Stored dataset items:
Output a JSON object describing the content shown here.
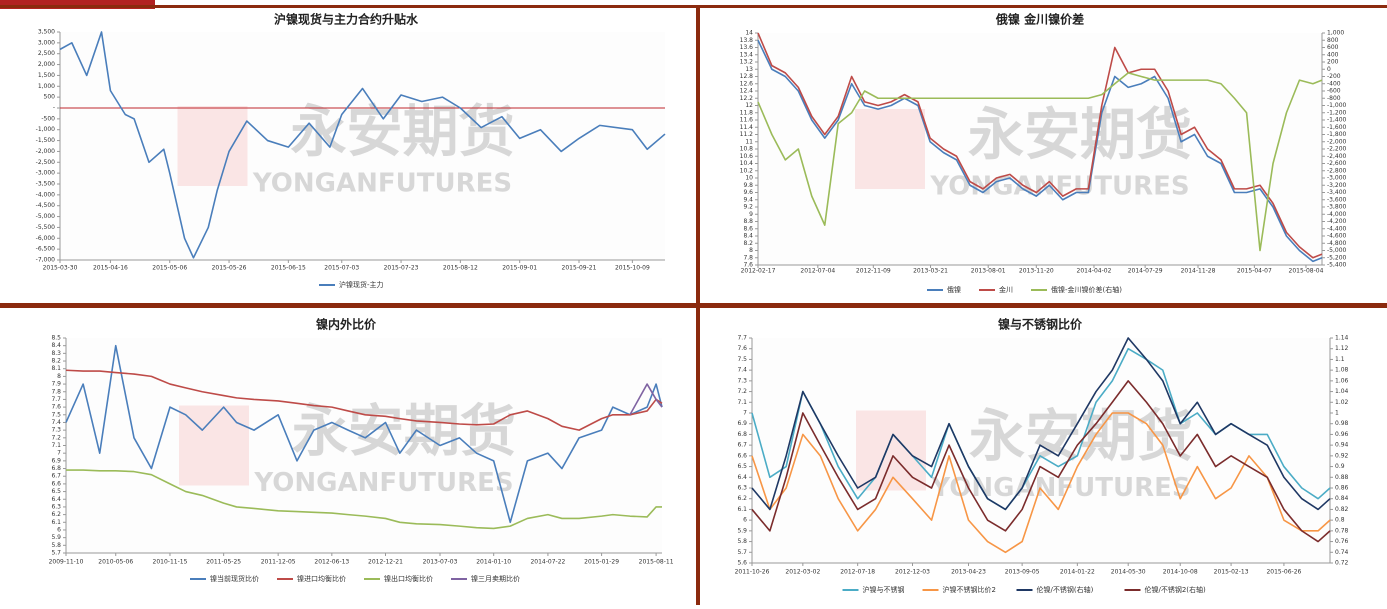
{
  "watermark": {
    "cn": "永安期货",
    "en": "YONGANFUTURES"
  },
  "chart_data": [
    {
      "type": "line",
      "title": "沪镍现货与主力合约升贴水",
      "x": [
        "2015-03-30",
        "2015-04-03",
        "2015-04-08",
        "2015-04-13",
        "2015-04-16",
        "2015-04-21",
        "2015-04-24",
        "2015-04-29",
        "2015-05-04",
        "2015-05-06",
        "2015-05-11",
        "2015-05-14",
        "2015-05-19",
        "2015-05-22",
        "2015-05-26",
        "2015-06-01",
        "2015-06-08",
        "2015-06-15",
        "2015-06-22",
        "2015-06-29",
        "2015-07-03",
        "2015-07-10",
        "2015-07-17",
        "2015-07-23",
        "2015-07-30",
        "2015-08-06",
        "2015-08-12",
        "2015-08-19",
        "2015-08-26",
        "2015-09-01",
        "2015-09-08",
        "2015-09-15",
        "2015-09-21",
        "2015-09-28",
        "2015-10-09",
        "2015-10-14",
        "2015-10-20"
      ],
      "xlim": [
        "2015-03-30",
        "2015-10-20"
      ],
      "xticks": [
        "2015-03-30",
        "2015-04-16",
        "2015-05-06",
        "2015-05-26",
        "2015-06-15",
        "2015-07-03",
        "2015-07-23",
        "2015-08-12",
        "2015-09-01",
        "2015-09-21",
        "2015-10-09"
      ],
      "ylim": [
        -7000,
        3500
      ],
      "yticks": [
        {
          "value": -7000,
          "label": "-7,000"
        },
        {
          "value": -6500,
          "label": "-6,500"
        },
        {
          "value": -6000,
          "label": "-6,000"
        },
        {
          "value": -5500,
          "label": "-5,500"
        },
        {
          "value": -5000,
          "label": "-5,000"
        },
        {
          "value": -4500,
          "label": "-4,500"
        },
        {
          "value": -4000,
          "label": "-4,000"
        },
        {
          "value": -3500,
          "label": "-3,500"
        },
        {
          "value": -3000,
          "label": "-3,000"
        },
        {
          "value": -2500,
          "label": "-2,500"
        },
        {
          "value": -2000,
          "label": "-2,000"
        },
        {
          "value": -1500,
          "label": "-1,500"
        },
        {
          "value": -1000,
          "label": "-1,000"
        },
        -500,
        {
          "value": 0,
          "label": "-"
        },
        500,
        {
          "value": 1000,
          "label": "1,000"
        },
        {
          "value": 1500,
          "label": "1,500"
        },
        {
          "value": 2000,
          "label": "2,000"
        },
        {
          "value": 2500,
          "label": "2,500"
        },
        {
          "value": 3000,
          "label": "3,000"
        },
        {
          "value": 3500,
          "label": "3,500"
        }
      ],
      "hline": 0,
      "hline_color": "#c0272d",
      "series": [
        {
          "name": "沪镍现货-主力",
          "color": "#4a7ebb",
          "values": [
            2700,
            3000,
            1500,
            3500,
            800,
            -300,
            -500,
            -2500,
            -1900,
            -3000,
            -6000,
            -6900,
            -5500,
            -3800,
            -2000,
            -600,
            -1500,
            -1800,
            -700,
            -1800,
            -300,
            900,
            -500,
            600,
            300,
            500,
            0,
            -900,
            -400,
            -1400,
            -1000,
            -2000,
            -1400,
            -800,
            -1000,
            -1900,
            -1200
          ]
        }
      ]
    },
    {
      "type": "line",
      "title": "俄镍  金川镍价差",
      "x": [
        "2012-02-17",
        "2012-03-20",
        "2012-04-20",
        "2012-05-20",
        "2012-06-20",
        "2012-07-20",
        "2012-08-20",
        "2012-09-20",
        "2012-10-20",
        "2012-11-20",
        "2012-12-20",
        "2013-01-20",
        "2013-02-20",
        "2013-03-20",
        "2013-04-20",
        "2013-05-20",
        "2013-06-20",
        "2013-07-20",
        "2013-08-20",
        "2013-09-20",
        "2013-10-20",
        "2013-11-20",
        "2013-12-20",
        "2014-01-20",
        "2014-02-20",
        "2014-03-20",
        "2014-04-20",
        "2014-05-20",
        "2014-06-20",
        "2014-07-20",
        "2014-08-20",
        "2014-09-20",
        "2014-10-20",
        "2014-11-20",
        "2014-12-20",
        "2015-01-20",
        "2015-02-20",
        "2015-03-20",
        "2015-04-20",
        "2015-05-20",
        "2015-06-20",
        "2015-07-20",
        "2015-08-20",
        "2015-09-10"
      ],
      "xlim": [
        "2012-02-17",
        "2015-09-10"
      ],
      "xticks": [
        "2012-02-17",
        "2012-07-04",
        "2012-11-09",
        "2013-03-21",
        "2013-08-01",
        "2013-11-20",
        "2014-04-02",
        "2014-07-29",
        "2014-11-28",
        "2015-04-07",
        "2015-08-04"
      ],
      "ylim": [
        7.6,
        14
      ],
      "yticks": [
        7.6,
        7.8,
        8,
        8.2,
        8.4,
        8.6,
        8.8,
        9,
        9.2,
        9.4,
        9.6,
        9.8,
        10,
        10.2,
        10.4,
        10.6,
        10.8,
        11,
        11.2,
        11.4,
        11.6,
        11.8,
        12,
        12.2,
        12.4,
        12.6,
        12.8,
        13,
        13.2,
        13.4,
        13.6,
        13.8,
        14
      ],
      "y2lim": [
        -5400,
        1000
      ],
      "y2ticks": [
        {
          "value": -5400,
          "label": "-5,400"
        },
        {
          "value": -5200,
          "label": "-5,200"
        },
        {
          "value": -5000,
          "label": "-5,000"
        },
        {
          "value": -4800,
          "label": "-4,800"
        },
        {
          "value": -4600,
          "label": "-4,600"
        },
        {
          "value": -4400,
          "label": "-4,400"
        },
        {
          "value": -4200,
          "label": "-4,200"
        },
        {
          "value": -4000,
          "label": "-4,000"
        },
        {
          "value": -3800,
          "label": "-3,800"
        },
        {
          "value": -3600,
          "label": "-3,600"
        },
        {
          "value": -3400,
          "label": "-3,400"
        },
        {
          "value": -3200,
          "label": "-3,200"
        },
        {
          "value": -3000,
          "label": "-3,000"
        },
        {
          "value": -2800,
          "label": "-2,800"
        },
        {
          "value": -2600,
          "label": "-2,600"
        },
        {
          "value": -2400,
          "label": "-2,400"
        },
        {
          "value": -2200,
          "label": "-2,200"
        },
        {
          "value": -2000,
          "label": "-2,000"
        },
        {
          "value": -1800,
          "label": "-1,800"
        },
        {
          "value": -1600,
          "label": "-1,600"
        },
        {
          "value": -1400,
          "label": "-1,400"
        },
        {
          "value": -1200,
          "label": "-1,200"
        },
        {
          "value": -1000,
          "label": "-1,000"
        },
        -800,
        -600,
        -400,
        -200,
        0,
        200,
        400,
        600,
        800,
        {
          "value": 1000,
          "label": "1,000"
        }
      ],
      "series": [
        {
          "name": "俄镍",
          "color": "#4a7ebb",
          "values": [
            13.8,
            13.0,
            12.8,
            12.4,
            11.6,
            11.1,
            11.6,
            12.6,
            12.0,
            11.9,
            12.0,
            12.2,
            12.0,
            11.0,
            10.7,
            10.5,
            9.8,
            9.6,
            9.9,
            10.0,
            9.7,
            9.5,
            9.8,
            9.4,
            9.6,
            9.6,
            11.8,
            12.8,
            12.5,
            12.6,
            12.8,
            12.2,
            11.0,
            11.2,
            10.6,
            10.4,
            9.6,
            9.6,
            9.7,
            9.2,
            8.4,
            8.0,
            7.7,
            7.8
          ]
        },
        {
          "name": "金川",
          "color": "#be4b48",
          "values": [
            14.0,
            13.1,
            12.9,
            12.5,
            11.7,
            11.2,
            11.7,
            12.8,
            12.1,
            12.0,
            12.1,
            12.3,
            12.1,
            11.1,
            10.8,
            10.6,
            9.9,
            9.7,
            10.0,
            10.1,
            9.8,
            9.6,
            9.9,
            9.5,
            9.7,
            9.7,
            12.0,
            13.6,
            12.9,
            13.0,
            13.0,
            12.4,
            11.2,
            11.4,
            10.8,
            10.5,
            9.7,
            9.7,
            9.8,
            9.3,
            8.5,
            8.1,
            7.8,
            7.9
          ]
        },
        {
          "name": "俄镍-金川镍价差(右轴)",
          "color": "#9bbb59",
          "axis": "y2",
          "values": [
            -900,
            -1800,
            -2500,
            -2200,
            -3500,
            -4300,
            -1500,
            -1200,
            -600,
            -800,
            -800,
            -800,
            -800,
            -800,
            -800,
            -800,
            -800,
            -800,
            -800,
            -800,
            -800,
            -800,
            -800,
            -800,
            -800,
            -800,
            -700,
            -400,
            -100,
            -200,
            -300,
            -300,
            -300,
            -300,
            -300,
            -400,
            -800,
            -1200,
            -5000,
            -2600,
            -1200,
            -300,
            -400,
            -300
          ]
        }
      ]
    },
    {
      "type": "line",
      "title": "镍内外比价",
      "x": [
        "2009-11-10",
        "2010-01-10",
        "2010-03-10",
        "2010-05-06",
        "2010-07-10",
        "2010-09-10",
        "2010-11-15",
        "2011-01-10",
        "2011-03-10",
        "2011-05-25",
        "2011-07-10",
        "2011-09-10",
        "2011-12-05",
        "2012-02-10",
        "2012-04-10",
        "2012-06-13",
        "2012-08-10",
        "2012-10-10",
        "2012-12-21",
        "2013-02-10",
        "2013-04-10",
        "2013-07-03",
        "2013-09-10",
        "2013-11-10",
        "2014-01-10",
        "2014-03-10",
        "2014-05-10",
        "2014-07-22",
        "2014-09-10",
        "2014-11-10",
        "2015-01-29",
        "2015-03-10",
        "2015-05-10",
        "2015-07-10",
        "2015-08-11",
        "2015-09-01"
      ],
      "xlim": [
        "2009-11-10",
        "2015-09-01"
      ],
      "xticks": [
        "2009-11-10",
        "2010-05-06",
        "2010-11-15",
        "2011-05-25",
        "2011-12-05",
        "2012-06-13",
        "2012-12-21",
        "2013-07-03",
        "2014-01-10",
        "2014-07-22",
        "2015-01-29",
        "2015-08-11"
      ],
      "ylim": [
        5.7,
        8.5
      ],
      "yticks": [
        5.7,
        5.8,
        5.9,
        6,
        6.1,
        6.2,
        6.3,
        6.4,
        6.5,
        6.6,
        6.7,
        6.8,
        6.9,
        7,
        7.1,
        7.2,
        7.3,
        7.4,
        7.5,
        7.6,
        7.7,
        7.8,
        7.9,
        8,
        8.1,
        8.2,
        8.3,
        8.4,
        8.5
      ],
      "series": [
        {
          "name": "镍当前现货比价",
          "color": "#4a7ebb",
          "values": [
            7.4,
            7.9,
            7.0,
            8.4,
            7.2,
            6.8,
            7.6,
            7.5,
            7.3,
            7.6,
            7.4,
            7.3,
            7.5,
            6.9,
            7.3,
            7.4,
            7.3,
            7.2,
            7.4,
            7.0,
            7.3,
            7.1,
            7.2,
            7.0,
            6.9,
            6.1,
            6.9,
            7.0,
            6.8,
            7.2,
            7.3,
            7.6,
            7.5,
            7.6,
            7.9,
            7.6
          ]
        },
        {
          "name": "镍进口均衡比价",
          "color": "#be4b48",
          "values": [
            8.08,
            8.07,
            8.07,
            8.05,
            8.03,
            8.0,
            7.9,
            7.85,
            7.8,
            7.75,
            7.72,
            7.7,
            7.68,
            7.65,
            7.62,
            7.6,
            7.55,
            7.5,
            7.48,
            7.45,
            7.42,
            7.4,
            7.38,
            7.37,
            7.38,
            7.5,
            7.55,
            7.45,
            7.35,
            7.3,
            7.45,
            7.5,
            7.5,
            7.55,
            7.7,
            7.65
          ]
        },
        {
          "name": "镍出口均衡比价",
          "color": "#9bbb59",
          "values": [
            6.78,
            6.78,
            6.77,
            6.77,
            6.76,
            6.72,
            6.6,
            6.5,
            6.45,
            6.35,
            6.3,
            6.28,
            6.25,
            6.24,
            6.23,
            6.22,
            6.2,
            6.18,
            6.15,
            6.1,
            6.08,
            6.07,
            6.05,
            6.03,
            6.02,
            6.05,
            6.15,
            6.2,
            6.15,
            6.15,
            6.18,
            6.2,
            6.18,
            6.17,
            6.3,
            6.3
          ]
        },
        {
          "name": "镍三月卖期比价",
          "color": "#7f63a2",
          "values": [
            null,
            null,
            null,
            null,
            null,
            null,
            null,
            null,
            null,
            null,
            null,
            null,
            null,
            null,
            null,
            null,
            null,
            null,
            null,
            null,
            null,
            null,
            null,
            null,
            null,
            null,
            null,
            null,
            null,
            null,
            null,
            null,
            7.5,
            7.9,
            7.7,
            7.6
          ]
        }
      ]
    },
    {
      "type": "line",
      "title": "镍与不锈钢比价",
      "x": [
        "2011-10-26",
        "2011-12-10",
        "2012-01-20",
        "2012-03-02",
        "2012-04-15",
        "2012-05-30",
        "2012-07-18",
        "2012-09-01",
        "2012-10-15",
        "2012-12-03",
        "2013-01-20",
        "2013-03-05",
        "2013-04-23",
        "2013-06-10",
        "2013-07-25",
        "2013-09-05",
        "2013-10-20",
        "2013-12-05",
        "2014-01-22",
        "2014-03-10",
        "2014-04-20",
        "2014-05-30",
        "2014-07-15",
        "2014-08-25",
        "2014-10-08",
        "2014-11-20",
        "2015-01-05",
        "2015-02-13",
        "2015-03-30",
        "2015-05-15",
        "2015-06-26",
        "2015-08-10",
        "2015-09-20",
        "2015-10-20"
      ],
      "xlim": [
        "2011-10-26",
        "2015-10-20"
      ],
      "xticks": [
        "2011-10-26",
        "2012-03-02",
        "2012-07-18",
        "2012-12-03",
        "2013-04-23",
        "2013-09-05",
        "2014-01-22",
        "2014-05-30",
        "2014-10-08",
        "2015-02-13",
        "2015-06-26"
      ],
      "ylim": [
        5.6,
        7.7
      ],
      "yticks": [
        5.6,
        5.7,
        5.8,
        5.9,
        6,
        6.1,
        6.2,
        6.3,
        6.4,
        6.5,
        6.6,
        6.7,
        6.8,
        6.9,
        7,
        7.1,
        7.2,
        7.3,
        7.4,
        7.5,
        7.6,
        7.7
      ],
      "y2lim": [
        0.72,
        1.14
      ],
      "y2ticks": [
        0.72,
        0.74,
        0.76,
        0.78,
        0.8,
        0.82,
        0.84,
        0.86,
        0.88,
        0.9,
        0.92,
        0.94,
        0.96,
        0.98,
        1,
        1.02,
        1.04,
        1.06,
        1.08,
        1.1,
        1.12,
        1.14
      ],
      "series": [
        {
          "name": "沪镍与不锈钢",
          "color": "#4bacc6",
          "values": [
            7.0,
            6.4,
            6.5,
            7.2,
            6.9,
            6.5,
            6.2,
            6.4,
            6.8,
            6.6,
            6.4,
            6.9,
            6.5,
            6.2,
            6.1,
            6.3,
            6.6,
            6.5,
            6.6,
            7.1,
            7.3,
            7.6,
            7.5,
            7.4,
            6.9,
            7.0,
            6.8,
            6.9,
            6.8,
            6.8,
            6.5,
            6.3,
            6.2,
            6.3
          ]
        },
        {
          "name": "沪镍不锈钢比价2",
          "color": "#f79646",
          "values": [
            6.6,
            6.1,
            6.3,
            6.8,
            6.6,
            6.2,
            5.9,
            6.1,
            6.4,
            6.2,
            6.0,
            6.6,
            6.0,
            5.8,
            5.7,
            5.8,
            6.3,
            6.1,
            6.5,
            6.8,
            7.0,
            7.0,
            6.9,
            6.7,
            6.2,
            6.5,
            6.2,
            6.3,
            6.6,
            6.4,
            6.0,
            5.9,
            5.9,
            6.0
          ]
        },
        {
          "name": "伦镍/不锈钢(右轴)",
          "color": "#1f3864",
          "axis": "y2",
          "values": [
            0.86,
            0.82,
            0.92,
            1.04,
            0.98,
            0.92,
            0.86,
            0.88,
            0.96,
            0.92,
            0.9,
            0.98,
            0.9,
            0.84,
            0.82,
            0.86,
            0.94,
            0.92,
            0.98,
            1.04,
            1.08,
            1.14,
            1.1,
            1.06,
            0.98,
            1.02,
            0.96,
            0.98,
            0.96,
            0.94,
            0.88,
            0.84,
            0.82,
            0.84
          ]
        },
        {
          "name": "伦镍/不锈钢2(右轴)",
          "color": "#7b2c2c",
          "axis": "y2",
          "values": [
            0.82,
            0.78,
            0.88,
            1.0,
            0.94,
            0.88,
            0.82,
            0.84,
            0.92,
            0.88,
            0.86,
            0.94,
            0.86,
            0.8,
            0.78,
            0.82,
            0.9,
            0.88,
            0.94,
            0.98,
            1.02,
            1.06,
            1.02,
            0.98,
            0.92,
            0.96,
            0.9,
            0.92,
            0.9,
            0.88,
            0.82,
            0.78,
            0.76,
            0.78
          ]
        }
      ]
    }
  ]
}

▶ [EXERCISE AIM]: Tally the lines of the data that hold the string "name". Answer with the number and nothing more.

▶ [ANSWER TO THE EXERCISE]: 12